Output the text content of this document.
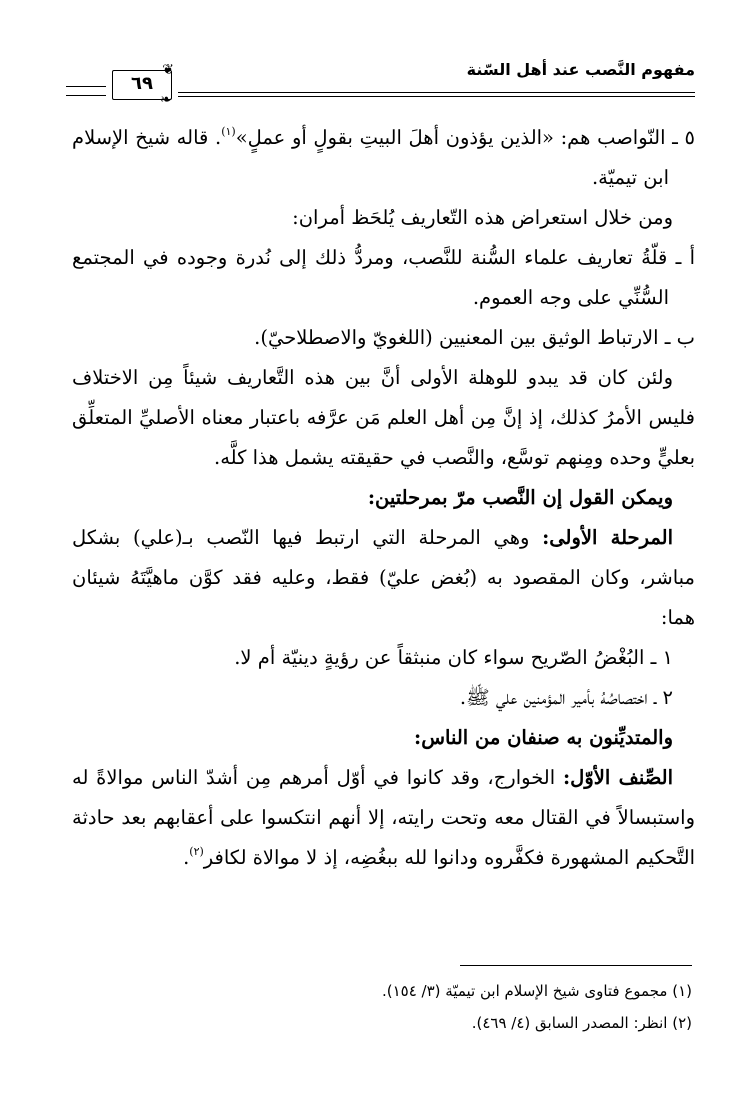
مفهوم النَّصب عند أهل السّنة
❦
❧
٦٩

٥ ـ النّواصب هم: «الذين يؤذون أهلَ البيتِ بقولٍ أو عملٍ»$^{(١)}$. قاله شيخ الإسلام ابن تيميّة.

ومن خلال استعراض هذه التّعاريف يُلحَظ أمران:

أ ـ قلّةُ تعاريف علماء السُّنة للنَّصب، ومردُّ ذلك إلى نُدرة وجوده في المجتمع السُّنِّي على وجه العموم.

ب ـ الارتباط الوثيق بين المعنيين (اللغويّ والاصطلاحيّ).

ولئن كان قد يبدو للوهلة الأولى أنَّ بين هذه التَّعاريف شيئاً مِن الاختلاف فليس الأمرُ كذلك، إذ إنَّ مِن أهل العلم مَن عرَّفه باعتبار معناه الأصليِّ المتعلِّق بعليٍّ وحده ومِنهم توسَّع، والنَّصب في حقيقته يشمل هذا كلَّه.

ويمكن القول إن النَّصب مرّ بمرحلتين:

المرحلة الأولى: وهي المرحلة التي ارتبط فيها النّصب بـ(علي) بشكل مباشر، وكان المقصود به (بُغض عليّ) فقط، وعليه فقد كوَّن ماهيَّتَهُ شيئان هما:

١ ـ البُغْضُ الصّريح سواء كان منبثقاً عن رؤيةٍ دينيّة أم لا.

٢ ـ اختصاصُهُ بأمير المؤمنين علي ﷺ.

والمتديِّنون به صنفان من الناس:

الصِّنف الأوّل: الخوارج، وقد كانوا في أوّل أمرهم مِن أشدّ الناس موالاةً له واستبسالاً في القتال معه وتحت رايته، إلا أنهم انتكسوا على أعقابهم بعد حادثة التَّحكيم المشهورة فكفَّروه ودانوا لله ببغُضِه، إذ لا موالاة لكافر$^{(٢)}$.

(١) مجموع فتاوى شيخ الإسلام ابن تيميّة (٣/ ١٥٤).

(٢) انظر: المصدر السابق (٤/ ٤٦٩).
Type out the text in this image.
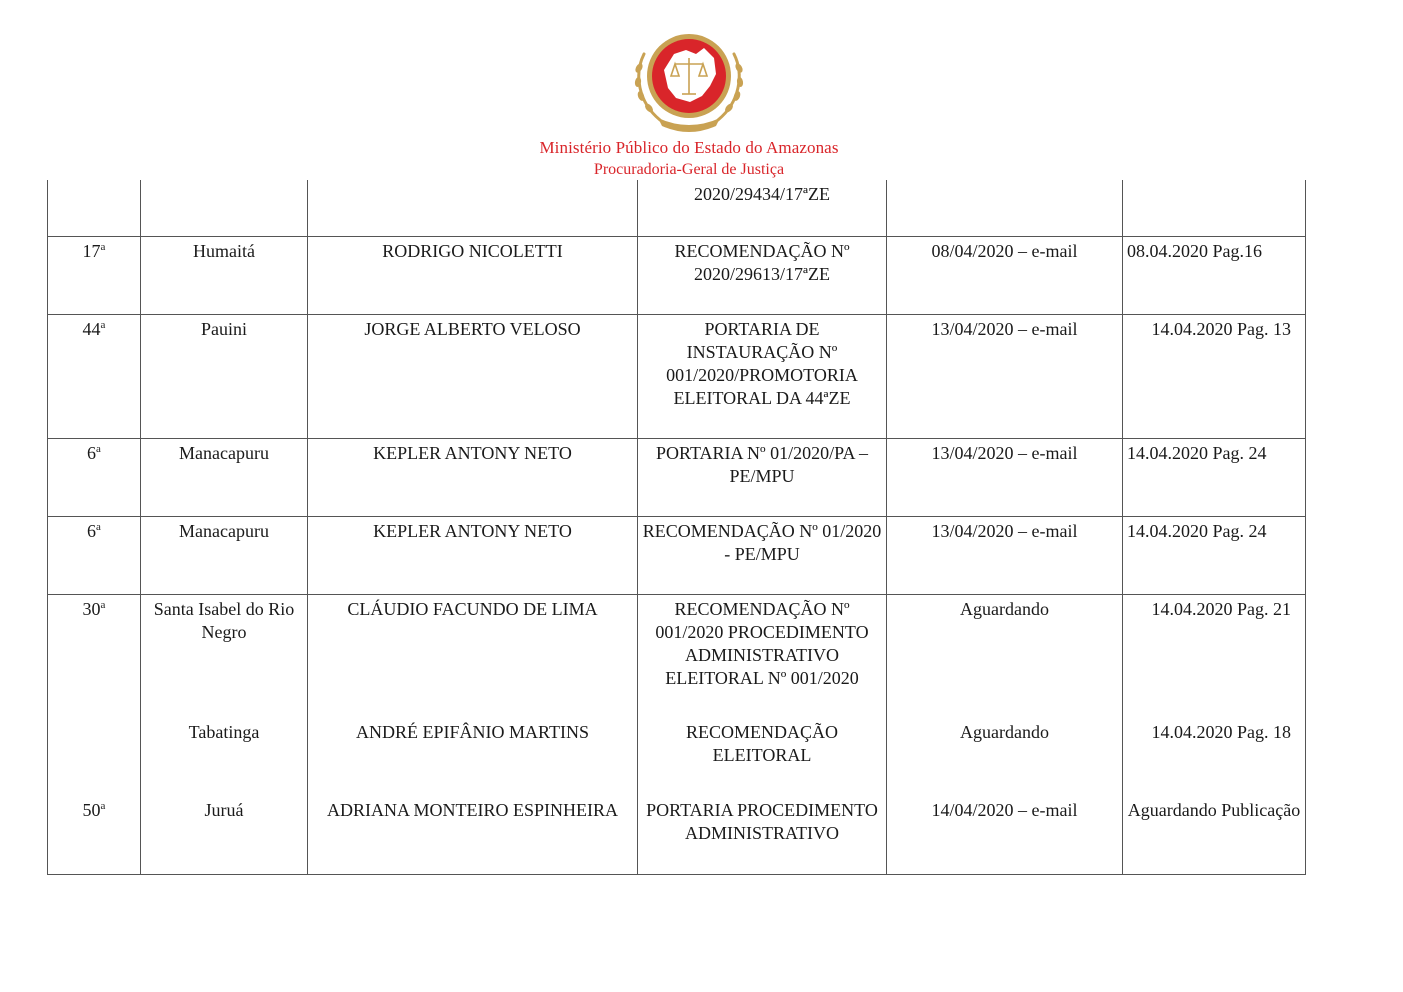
Ministério Público do Estado do Amazonas
Procuradoria-Geral de Justiça
			2020/29434/17ªZE		
17$^a$	Humaitá	RODRIGO NICOLETTI	RECOMENDAÇÃO Nº 2020/29613/17ªZE	08/04/2020 – e-mail	08.04.2020 Pag.16
44$^a$	Pauini	JORGE ALBERTO VELOSO	PORTARIA DE INSTAURAÇÃO Nº 001/2020/PROMOTORIA ELEITORAL DA 44ªZE	13/04/2020 – e-mail	14.04.2020 Pag. 13
6$^a$	Manacapuru	KEPLER ANTONY NETO	PORTARIA Nº 01/2020/PA – PE/MPU	13/04/2020 – e-mail	14.04.2020 Pag. 24
6$^a$	Manacapuru	KEPLER ANTONY NETO	RECOMENDAÇÃO Nº 01/2020 - PE/MPU	13/04/2020 – e-mail	14.04.2020 Pag. 24
30$^a$	Santa Isabel do Rio Negro	CLÁUDIO FACUNDO DE LIMA	RECOMENDAÇÃO Nº 001/2020 PROCEDIMENTO ADMINISTRATIVO ELEITORAL Nº 001/2020	Aguardando	14.04.2020 Pag. 21
	Tabatinga	ANDRÉ EPIFÂNIO MARTINS	RECOMENDAÇÃO ELEITORAL	Aguardando	14.04.2020 Pag. 18
50$^a$	Juruá	ADRIANA MONTEIRO ESPINHEIRA	PORTARIA PROCEDIMENTO ADMINISTRATIVO	14/04/2020 – e-mail	Aguardando Publicação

□ □ □ □ □ □ □

### Instruction
Transcribe the records verbatim and omit the images.

### Reply
Output the text content of this document.
مفهوم النَّصب عند أهل السّنة
❦
❧
٦٩

٥ ـ النّواصب هم: «الذين يؤذون أهلَ البيتِ بقولٍ أو عملٍ»$^{(١)}$. قاله شيخ الإسلام ابن تيميّة.

ومن خلال استعراض هذه التّعاريف يُلحَظ أمران:

أ ـ قلّةُ تعاريف علماء السُّنة للنَّصب، ومردُّ ذلك إلى نُدرة وجوده في المجتمع السُّنِّي على وجه العموم.

ب ـ الارتباط الوثيق بين المعنيين (اللغويّ والاصطلاحيّ).

ولئن كان قد يبدو للوهلة الأولى أنَّ بين هذه التَّعاريف شيئاً مِن الاختلاف فليس الأمرُ كذلك، إذ إنَّ مِن أهل العلم مَن عرَّفه باعتبار معناه الأصليِّ المتعلِّق بعليٍّ وحده ومِنهم توسَّع، والنَّصب في حقيقته يشمل هذا كلَّه.

ويمكن القول إن النَّصب مرّ بمرحلتين:

المرحلة الأولى: وهي المرحلة التي ارتبط فيها النّصب بـ(علي) بشكل مباشر، وكان المقصود به (بُغض عليّ) فقط، وعليه فقد كوَّن ماهيَّتَهُ شيئان هما:

١ ـ البُغْضُ الصّريح سواء كان منبثقاً عن رؤيةٍ دينيّة أم لا.

٢ ـ اختصاصُهُ بأمير المؤمنين علي ﷺ.

والمتديِّنون به صنفان من الناس:

الصِّنف الأوّل: الخوارج، وقد كانوا في أوّل أمرهم مِن أشدّ الناس موالاةً له واستبسالاً في القتال معه وتحت رايته، إلا أنهم انتكسوا على أعقابهم بعد حادثة التَّحكيم المشهورة فكفَّروه ودانوا لله ببغُضِه، إذ لا موالاة لكافر$^{(٢)}$.

(١) مجموع فتاوى شيخ الإسلام ابن تيميّة (٣/ ١٥٤).

(٢) انظر: المصدر السابق (٤/ ٤٦٩).
Type out the text in this image.
Ministério Público do Estado do Amazonas
Procuradoria-Geral de Justiça
			2020/29434/17ªZE		
17$^a$	Humaitá	RODRIGO NICOLETTI	RECOMENDAÇÃO Nº 2020/29613/17ªZE	08/04/2020 – e-mail	08.04.2020 Pag.16
44$^a$	Pauini	JORGE ALBERTO VELOSO	PORTARIA DE INSTAURAÇÃO Nº 001/2020/PROMOTORIA ELEITORAL DA 44ªZE	13/04/2020 – e-mail	14.04.2020 Pag. 13
6$^a$	Manacapuru	KEPLER ANTONY NETO	PORTARIA Nº 01/2020/PA – PE/MPU	13/04/2020 – e-mail	14.04.2020 Pag. 24
6$^a$	Manacapuru	KEPLER ANTONY NETO	RECOMENDAÇÃO Nº 01/2020 - PE/MPU	13/04/2020 – e-mail	14.04.2020 Pag. 24
30$^a$	Santa Isabel do Rio Negro	CLÁUDIO FACUNDO DE LIMA	RECOMENDAÇÃO Nº 001/2020 PROCEDIMENTO ADMINISTRATIVO ELEITORAL Nº 001/2020	Aguardando	14.04.2020 Pag. 21
	Tabatinga	ANDRÉ EPIFÂNIO MARTINS	RECOMENDAÇÃO ELEITORAL	Aguardando	14.04.2020 Pag. 18
50$^a$	Juruá	ADRIANA MONTEIRO ESPINHEIRA	PORTARIA PROCEDIMENTO ADMINISTRATIVO	14/04/2020 – e-mail	Aguardando Publicação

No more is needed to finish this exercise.